»»

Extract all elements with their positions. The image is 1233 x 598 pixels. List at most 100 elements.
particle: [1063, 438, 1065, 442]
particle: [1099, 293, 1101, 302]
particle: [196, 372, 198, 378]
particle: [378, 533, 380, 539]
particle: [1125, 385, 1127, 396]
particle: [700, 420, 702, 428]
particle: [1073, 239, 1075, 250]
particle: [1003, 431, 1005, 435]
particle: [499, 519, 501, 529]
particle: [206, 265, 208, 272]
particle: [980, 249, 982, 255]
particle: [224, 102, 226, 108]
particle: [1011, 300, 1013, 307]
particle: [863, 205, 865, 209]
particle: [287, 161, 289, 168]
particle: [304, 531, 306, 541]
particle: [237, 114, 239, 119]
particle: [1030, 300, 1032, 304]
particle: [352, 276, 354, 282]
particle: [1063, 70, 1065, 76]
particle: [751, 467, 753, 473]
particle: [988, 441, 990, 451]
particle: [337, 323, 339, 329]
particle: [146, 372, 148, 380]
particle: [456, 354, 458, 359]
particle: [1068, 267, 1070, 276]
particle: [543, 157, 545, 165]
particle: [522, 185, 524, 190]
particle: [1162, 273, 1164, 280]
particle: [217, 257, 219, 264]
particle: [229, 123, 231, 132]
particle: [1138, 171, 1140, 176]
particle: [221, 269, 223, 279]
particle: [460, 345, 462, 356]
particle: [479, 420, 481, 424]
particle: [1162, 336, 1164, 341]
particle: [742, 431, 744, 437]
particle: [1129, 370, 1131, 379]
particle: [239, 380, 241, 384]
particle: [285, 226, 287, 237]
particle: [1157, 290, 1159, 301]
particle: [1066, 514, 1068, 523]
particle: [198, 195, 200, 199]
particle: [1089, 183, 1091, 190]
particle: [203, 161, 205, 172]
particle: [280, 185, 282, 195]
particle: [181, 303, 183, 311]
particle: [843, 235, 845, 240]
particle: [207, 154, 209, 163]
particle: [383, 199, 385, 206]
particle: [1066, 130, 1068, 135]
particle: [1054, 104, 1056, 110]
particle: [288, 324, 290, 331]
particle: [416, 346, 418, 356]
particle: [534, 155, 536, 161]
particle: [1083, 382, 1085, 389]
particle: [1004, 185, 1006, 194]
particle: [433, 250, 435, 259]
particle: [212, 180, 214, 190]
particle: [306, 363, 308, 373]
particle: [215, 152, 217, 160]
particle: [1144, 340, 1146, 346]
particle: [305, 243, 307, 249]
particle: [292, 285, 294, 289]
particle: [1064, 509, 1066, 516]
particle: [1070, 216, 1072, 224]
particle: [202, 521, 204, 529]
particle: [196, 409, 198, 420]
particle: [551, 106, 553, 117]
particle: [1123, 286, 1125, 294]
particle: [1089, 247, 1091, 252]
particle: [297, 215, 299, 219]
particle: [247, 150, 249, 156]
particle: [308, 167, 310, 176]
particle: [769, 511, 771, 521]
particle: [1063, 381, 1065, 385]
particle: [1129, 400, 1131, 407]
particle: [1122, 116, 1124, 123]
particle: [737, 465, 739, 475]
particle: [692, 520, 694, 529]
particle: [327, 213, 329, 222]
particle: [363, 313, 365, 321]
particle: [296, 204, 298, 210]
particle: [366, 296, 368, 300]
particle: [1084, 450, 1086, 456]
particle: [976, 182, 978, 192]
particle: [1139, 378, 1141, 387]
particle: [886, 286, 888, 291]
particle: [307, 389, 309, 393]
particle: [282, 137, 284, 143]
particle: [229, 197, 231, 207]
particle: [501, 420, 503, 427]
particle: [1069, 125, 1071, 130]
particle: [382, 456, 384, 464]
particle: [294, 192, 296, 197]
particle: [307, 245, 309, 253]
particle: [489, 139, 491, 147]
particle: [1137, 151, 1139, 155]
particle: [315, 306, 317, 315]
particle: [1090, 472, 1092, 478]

««

#### DIRECTIVE
Copy the item above line for line, without changing a single character.

#### RESULT BELOW
Extract all elements with their positions. The image is 1233 x 598 pixels. List at most 100 elements.
particle: [1063, 438, 1065, 442]
particle: [1099, 293, 1101, 302]
particle: [196, 372, 198, 378]
particle: [378, 533, 380, 539]
particle: [1125, 385, 1127, 396]
particle: [700, 420, 702, 428]
particle: [1073, 239, 1075, 250]
particle: [1003, 431, 1005, 435]
particle: [499, 519, 501, 529]
particle: [206, 265, 208, 272]
particle: [980, 249, 982, 255]
particle: [224, 102, 226, 108]
particle: [1011, 300, 1013, 307]
particle: [863, 205, 865, 209]
particle: [287, 161, 289, 168]
particle: [304, 531, 306, 541]
particle: [237, 114, 239, 119]
particle: [1030, 300, 1032, 304]
particle: [352, 276, 354, 282]
particle: [1063, 70, 1065, 76]
particle: [751, 467, 753, 473]
particle: [988, 441, 990, 451]
particle: [337, 323, 339, 329]
particle: [146, 372, 148, 380]
particle: [456, 354, 458, 359]
particle: [1068, 267, 1070, 276]
particle: [543, 157, 545, 165]
particle: [522, 185, 524, 190]
particle: [1162, 273, 1164, 280]
particle: [217, 257, 219, 264]
particle: [229, 123, 231, 132]
particle: [1138, 171, 1140, 176]
particle: [221, 269, 223, 279]
particle: [460, 345, 462, 356]
particle: [479, 420, 481, 424]
particle: [1162, 336, 1164, 341]
particle: [742, 431, 744, 437]
particle: [1129, 370, 1131, 379]
particle: [239, 380, 241, 384]
particle: [285, 226, 287, 237]
particle: [1157, 290, 1159, 301]
particle: [1066, 514, 1068, 523]
particle: [198, 195, 200, 199]
particle: [1089, 183, 1091, 190]
particle: [203, 161, 205, 172]
particle: [280, 185, 282, 195]
particle: [181, 303, 183, 311]
particle: [843, 235, 845, 240]
particle: [207, 154, 209, 163]
particle: [383, 199, 385, 206]
particle: [1066, 130, 1068, 135]
particle: [1054, 104, 1056, 110]
particle: [288, 324, 290, 331]
particle: [416, 346, 418, 356]
particle: [534, 155, 536, 161]
particle: [1083, 382, 1085, 389]
particle: [1004, 185, 1006, 194]
particle: [433, 250, 435, 259]
particle: [212, 180, 214, 190]
particle: [306, 363, 308, 373]
particle: [215, 152, 217, 160]
particle: [1144, 340, 1146, 346]
particle: [305, 243, 307, 249]
particle: [292, 285, 294, 289]
particle: [1064, 509, 1066, 516]
particle: [1070, 216, 1072, 224]
particle: [202, 521, 204, 529]
particle: [196, 409, 198, 420]
particle: [551, 106, 553, 117]
particle: [1123, 286, 1125, 294]
particle: [1089, 247, 1091, 252]
particle: [297, 215, 299, 219]
particle: [247, 150, 249, 156]
particle: [308, 167, 310, 176]
particle: [769, 511, 771, 521]
particle: [1063, 381, 1065, 385]
particle: [1129, 400, 1131, 407]
particle: [1122, 116, 1124, 123]
particle: [737, 465, 739, 475]
particle: [692, 520, 694, 529]
particle: [327, 213, 329, 222]
particle: [363, 313, 365, 321]
particle: [296, 204, 298, 210]
particle: [366, 296, 368, 300]
particle: [1084, 450, 1086, 456]
particle: [976, 182, 978, 192]
particle: [1139, 378, 1141, 387]
particle: [886, 286, 888, 291]
particle: [307, 389, 309, 393]
particle: [282, 137, 284, 143]
particle: [229, 197, 231, 207]
particle: [501, 420, 503, 427]
particle: [1069, 125, 1071, 130]
particle: [382, 456, 384, 464]
particle: [294, 192, 296, 197]
particle: [307, 245, 309, 253]
particle: [489, 139, 491, 147]
particle: [1137, 151, 1139, 155]
particle: [315, 306, 317, 315]
particle: [1090, 472, 1092, 478]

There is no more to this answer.